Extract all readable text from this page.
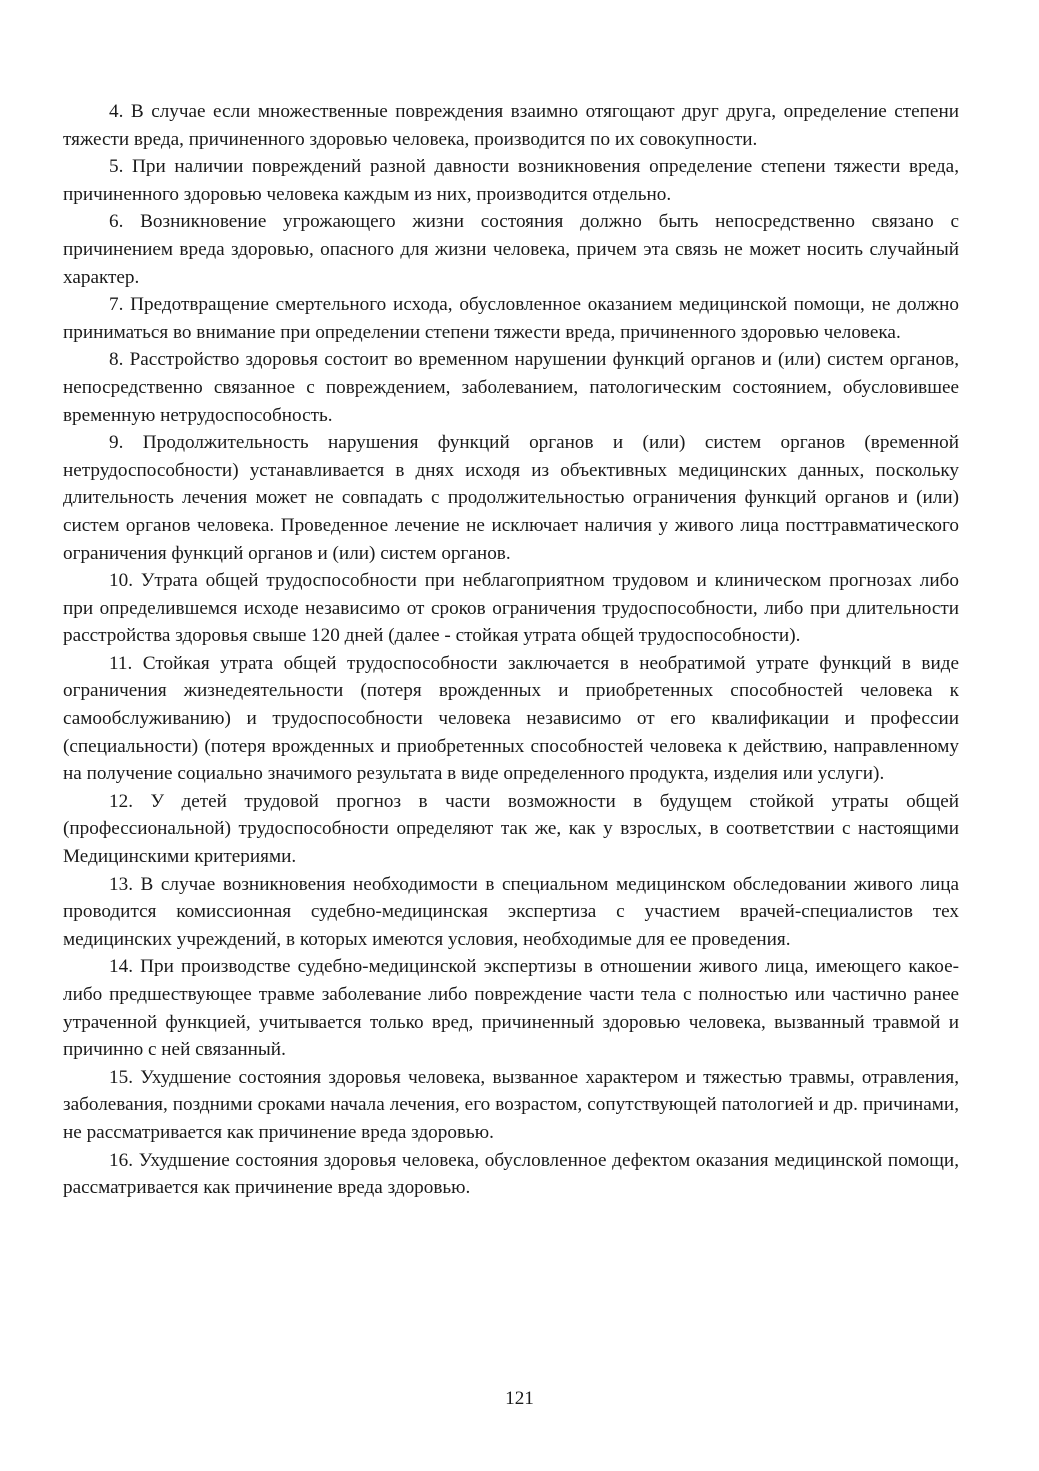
4. В случае если множественные повреждения взаимно отягощают друг друга, определение степени тяжести вреда, причиненного здоровью человека, производится по их совокупности.

5. При наличии повреждений разной давности возникновения определение степени тяжести вреда, причиненного здоровью человека каждым из них, производится отдельно.

6. Возникновение угрожающего жизни состояния должно быть непосредственно связано с причинением вреда здоровью, опасного для жизни человека, причем эта связь не может носить случайный характер.

7. Предотвращение смертельного исхода, обусловленное оказанием медицинской помощи, не должно приниматься во внимание при определении степени тяжести вреда, причиненного здоровью человека.

8. Расстройство здоровья состоит во временном нарушении функций органов и (или) систем органов, непосредственно связанное с повреждением, заболеванием, патологическим состоянием, обусловившее временную нетрудоспособность.

9. Продолжительность нарушения функций органов и (или) систем органов (временной нетрудоспособности) устанавливается в днях исходя из объективных медицинских данных, поскольку длительность лечения может не совпадать с продолжительностью ограничения функций органов и (или) систем органов человека. Проведенное лечение не исключает наличия у живого лица посттравматического ограничения функций органов и (или) систем органов.

10. Утрата общей трудоспособности при неблагоприятном трудовом и клиническом прогнозах либо при определившемся исходе независимо от сроков ограничения трудоспособности, либо при длительности расстройства здоровья свыше 120 дней (далее - стойкая утрата общей трудоспособности).

11. Стойкая утрата общей трудоспособности заключается в необратимой утрате функций в виде ограничения жизнедеятельности (потеря врожденных и приобретенных способностей человека к самообслуживанию) и трудоспособности человека независимо от его квалификации и профессии (специальности) (потеря врожденных и приобретенных способностей человека к действию, направленному на получение социально значимого результата в виде определенного продукта, изделия или услуги).

12. У детей трудовой прогноз в части возможности в будущем стойкой утраты общей (профессиональной) трудоспособности определяют так же, как у взрослых, в соответствии с настоящими Медицинскими критериями.

13. В случае возникновения необходимости в специальном медицинском обследовании живого лица проводится комиссионная судебно-медицинская экспертиза с участием врачей-специалистов тех медицинских учреждений, в которых имеются условия, необходимые для ее проведения.

14. При производстве судебно-медицинской экспертизы в отношении живого лица, имеющего какое-либо предшествующее травме заболевание либо повреждение части тела с полностью или частично ранее утраченной функцией, учитывается только вред, причиненный здоровью человека, вызванный травмой и причинно с ней связанный.

15. Ухудшение состояния здоровья человека, вызванное характером и тяжестью травмы, отравления, заболевания, поздними сроками начала лечения, его возрастом, сопутствующей патологией и др. причинами, не рассматривается как причинение вреда здоровью.

16. Ухудшение состояния здоровья человека, обусловленное дефектом оказания медицинской помощи, рассматривается как причинение вреда здоровью.

121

++++++++

Your objective. Identify each line in the records above containing the word "непосредственно"; copy those lines.

Worked solution.
6. Возникновение угрожающего жизни состояния должно быть непосредственно связано с причинением вреда здоровью, опасного для жизни человека, причем эта связь не может носить случайный характер.
8. Расстройство здоровья состоит во временном нарушении функций органов и (или) систем органов, непосредственно связанное с повреждением, заболеванием, патологическим состоянием, обусловившее временную нетрудоспособность.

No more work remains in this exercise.